**WRITTEN EXERCISE**.
Records follow. Copy every line with "this".

Figure data in JSON:
•••

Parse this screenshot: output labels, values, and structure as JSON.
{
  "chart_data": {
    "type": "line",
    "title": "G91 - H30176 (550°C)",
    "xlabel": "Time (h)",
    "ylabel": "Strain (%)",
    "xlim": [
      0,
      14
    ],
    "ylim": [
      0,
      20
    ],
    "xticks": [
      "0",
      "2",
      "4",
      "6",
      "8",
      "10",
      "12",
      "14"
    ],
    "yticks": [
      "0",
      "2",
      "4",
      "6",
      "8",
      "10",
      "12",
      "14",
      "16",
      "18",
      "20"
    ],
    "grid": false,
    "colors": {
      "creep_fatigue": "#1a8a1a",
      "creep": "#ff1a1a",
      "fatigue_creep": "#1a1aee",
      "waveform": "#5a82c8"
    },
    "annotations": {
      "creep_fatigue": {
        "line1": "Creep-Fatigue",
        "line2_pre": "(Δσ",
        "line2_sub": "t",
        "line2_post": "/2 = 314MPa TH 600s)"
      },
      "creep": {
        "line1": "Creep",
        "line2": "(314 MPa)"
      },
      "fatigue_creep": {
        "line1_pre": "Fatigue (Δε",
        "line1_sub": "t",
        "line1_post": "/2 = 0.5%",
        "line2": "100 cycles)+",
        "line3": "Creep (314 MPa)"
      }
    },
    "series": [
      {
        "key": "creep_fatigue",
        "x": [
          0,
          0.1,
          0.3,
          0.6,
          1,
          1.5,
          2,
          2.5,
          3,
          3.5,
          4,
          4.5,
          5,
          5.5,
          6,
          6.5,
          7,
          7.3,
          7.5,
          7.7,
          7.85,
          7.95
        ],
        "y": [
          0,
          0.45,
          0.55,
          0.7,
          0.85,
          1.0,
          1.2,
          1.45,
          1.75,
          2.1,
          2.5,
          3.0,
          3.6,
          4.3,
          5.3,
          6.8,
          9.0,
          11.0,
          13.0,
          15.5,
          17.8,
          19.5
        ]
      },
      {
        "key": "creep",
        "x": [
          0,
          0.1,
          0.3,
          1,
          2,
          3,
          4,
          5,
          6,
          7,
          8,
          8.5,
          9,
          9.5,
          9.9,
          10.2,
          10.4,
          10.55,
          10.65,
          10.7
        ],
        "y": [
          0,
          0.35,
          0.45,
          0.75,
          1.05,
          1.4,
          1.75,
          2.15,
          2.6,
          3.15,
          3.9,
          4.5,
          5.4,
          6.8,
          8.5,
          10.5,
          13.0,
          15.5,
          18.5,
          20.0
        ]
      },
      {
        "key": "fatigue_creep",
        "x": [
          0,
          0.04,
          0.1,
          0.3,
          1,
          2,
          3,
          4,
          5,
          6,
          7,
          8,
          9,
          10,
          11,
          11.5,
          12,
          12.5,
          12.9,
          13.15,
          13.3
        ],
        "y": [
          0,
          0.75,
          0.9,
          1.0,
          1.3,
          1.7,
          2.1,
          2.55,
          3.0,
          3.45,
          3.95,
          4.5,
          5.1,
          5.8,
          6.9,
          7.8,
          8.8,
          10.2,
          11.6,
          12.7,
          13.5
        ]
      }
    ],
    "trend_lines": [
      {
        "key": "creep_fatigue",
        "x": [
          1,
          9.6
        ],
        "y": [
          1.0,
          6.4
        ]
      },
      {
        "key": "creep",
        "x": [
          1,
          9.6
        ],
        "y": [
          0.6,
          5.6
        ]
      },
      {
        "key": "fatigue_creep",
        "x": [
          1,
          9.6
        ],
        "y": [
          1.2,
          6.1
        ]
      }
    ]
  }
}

•••

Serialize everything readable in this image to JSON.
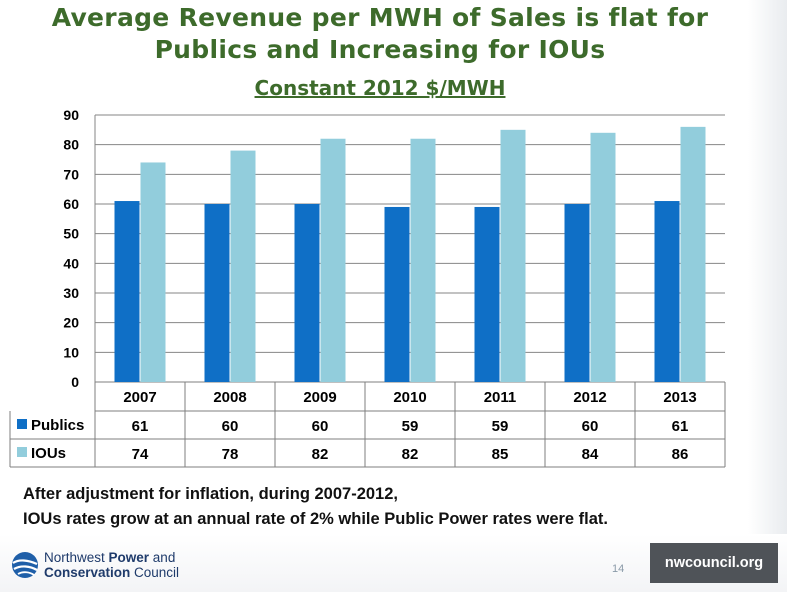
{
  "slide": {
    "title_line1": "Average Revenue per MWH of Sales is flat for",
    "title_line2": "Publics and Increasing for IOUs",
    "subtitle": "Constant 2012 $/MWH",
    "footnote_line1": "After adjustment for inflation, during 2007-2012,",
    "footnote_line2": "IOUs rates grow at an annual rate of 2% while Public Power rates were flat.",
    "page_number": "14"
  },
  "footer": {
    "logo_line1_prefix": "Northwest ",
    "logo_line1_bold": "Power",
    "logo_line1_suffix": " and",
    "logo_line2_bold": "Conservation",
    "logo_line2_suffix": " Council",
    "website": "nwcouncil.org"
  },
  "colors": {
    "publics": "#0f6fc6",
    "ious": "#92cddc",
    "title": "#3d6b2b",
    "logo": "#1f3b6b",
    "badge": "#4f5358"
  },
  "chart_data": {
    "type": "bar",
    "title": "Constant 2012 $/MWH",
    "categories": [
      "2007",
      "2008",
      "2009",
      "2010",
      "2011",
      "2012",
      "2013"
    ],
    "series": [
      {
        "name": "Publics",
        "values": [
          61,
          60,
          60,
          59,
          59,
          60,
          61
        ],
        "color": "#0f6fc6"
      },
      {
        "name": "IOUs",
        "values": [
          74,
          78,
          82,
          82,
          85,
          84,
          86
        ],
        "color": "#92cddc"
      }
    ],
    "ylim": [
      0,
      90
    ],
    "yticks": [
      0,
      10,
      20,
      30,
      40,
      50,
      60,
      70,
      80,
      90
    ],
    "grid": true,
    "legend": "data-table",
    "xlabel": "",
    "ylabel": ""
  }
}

•••

**TASK RESPONSE**.
Parse this screenshot: output labels, values, and structure as JSON.
Serialize everything readable in this image to JSON.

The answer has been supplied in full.